### Exercise
Identify the lines holding "page" and copy them.

### Supplied material
(begin)

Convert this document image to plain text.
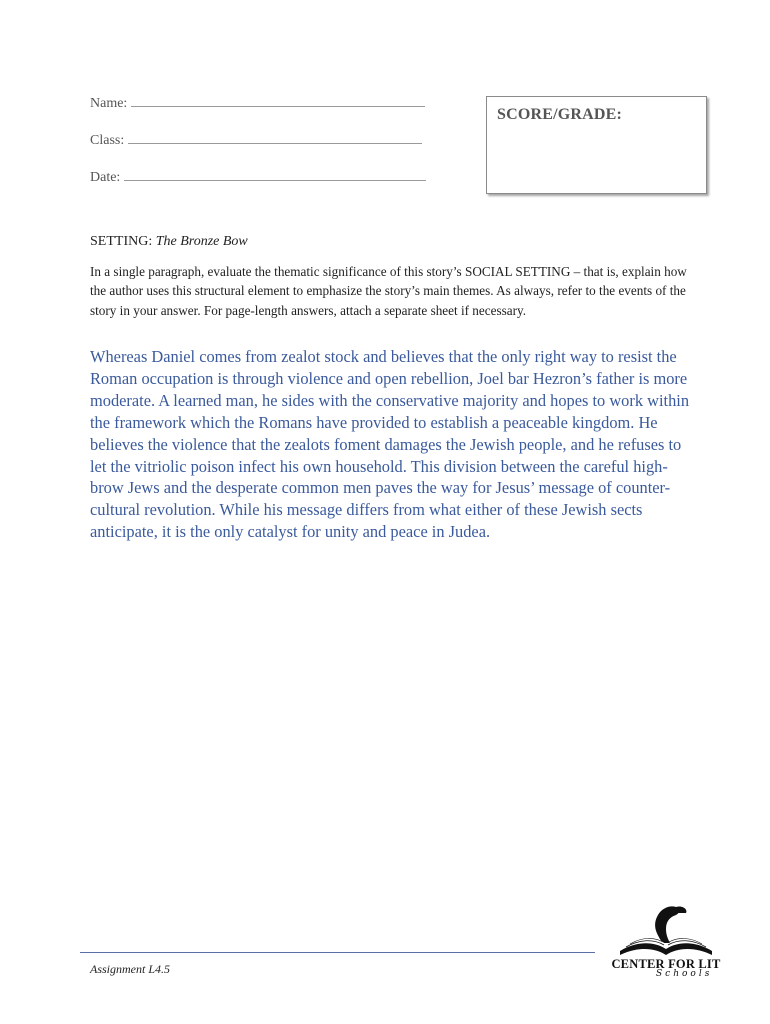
Name:
Class:
Date:
SCORE/GRADE:
SETTING: The Bronze Bow
In a single paragraph, evaluate the thematic significance of this story’s SOCIAL SETTING – that is, explain how the author uses this structural element to emphasize the story’s main themes. As always, refer to the events of the story in your answer. For page-length answers, attach a separate sheet if necessary.
Whereas Daniel comes from zealot stock and believes that the only right way to resist the Roman occupation is through violence and open rebellion, Joel bar Hezron’s father is more moderate. A learned man, he sides with the conservative majority and hopes to work within the framework which the Romans have provided to establish a peaceable kingdom. He believes the violence that the zealots foment damages the Jewish people, and he refuses to let the vitriolic poison infect his own household. This division between the careful high-brow Jews and the desperate common men paves the way for Jesus’ message of counter-cultural revolution. While his message differs from what either of these Jewish sects anticipate, it is the only catalyst for unity and peace in Judea.
Assignment L4.5	CENTER FOR LIT
Schools
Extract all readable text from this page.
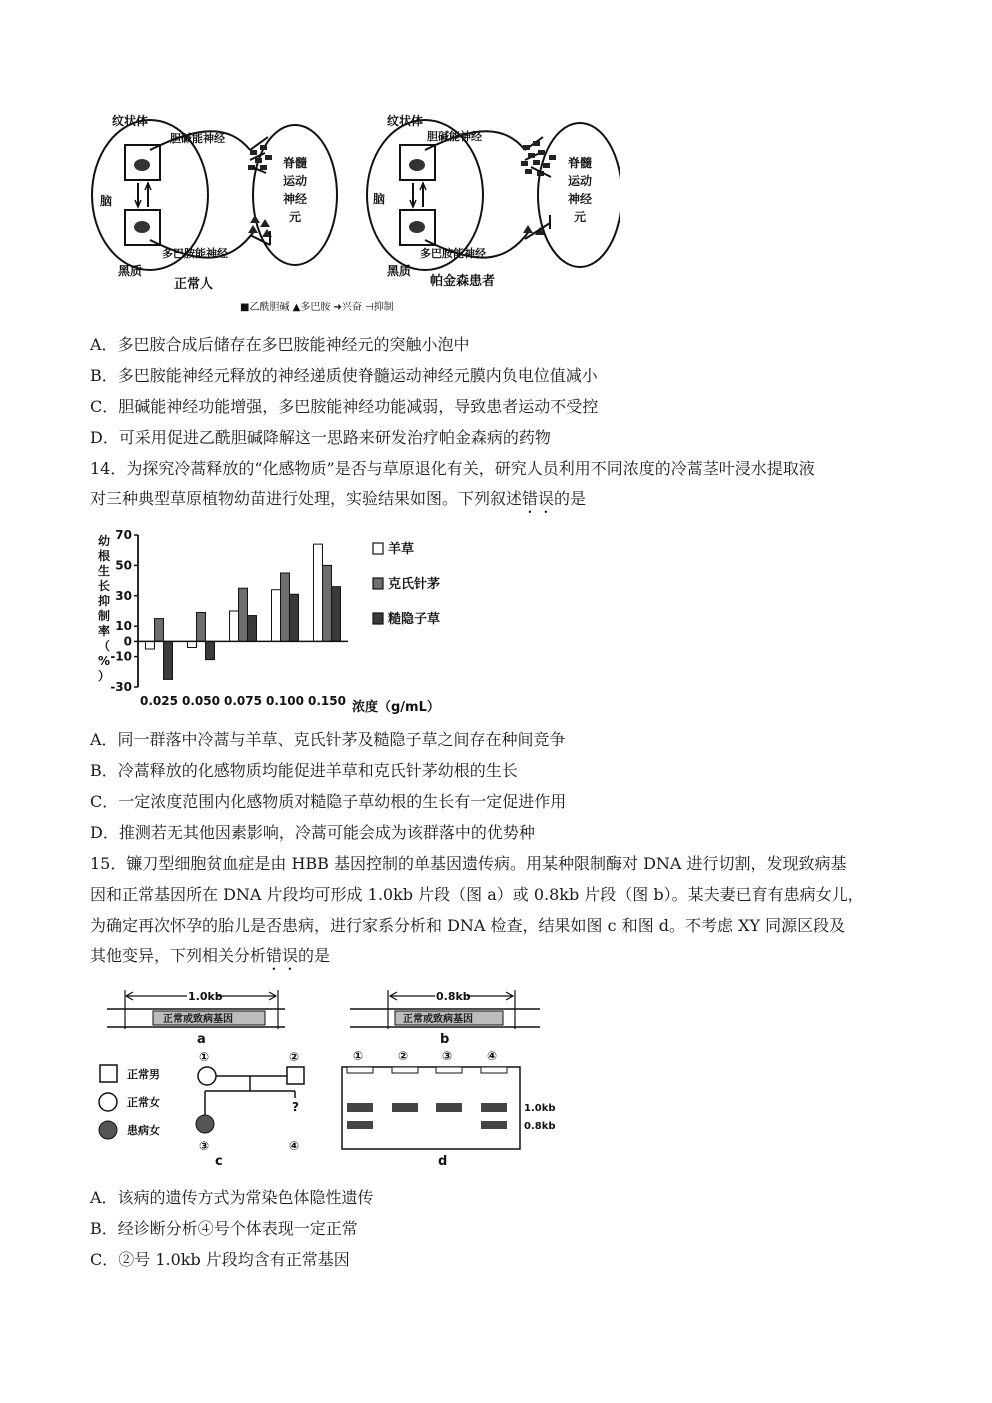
纹状体
脑
黑质
胆碱能神经
多巴胺能神经
正常人
脊髓
运动
神经
元
纹状体
脑
黑质
胆碱能神经
多巴胺能神经
帕金森患者
脊髓
运动
神经
元
■乙酰胆碱 ▲多巴胺 ➜兴奋 ⊣抑制
A．多巴胺合成后储存在多巴胺能神经元的突触小泡中
B．多巴胺能神经元释放的神经递质使脊髓运动神经元膜内负电位值减小
C．胆碱能神经功能增强，多巴胺能神经功能减弱，导致患者运动不受控
D．可采用促进乙酰胆碱降解这一思路来研发治疗帕金森病的药物
14．为探究冷蒿释放的“化感物质”是否与草原退化有关，研究人员利用不同浓度的冷蒿茎叶浸水提取液
对三种典型草原植物幼苗进行处理，实验结果如图。下列叙述错误的是
幼
根
生
长
抑
制
率
（
%
）
70
50
30
10
0
-10
-30
0.025 0.050 0.075 0.100 0.150
羊草
克氏针茅
糙隐子草
浓度（g/mL）
A．同一群落中冷蒿与羊草、克氏针茅及糙隐子草之间存在种间竞争
B．冷蒿释放的化感物质均能促进羊草和克氏针茅幼根的生长
C．一定浓度范围内化感物质对糙隐子草幼根的生长有一定促进作用
D．推测若无其他因素影响，冷蒿可能会成为该群落中的优势种
15．镰刀型细胞贫血症是由 HBB 基因控制的单基因遗传病。用某种限制酶对 DNA 进行切割，发现致病基
因和正常基因所在 DNA 片段均可形成 1.0kb 片段（图 a）或 0.8kb 片段（图 b）。某夫妻已育有患病女儿，
为确定再次怀孕的胎儿是否患病，进行家系分析和 DNA 检查，结果如图 c 和图 d。不考虑 XY 同源区段及
其他变异，下列相关分析错误的是
1.0kb
正常或致病基因
a
0.8kb
正常或致病基因
b
正常男
正常女
患病女
①	②
③
?
④
c
①	②	③	④
1.0kb
0.8kb
d
A．该病的遗传方式为常染色体隐性遗传
B．经诊断分析④号个体表现一定正常
C．②号 1.0kb 片段均含有正常基因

(end)

### Task solution
In a single paragraph, evaluate the thematic significance of this story’s SOCIAL SETTING – that is, explain how the author uses this structural element to emphasize the story’s main themes. As always, refer to the events of the story in your answer. For page-length answers, attach a separate sheet if necessary.
Extract all readable text from this page.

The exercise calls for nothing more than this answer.